# start of DATASET ROWS

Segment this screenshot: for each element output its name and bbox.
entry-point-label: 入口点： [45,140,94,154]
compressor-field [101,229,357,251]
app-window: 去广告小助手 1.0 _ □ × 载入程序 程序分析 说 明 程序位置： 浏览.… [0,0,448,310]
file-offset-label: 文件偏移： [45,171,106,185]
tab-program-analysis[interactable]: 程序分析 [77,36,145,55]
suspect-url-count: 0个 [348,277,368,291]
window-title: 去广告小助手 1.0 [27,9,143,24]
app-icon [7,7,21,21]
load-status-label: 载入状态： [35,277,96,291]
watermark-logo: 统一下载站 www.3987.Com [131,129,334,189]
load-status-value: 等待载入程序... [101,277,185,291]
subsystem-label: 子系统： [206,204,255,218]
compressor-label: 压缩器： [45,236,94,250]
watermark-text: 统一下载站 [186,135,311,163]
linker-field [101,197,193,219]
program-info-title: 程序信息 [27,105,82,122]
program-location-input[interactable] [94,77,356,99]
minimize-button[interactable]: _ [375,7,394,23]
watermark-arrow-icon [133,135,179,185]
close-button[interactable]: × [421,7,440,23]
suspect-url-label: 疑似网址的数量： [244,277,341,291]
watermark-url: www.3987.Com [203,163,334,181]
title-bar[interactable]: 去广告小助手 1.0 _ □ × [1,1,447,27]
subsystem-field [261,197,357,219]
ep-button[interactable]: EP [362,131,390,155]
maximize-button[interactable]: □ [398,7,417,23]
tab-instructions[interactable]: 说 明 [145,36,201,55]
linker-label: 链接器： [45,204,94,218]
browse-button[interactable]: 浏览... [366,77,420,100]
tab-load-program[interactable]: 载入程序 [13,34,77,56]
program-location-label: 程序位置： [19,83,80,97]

# end of DATASET ROWS

→ **TASK OBJECTIVE**
Rewrite the stretch from the first row through the row that contains "app-icon [7,7,21,21]", both included, as a Markdown table with two columns, Number and Content. Give each row its number, and leave out any blank lines.

→ **THE COMPLETED TASK**
| Number | Content |
|---|---|
| 1 | Segment this screenshot: for each element output its name and bbox. |
| 2 | entry-point-label: 入口点： [45,140,94,154] |
| 3 | compressor-field [101,229,357,251] |
| 4 | app-window: 去广告小助手 1.0 _ □ × 载入程序 程序分析 说 明 程序位置： 浏览.… [0,0,448,310] |
| 5 | file-offset-label: 文件偏移： [45,171,106,185] |
| 6 | tab-program-analysis[interactable]: 程序分析 [77,36,145,55] |
| 7 | suspect-url-count: 0个 [348,277,368,291] |
| 8 | window-title: 去广告小助手 1.0 [27,9,143,24] |
| 9 | app-icon [7,7,21,21] |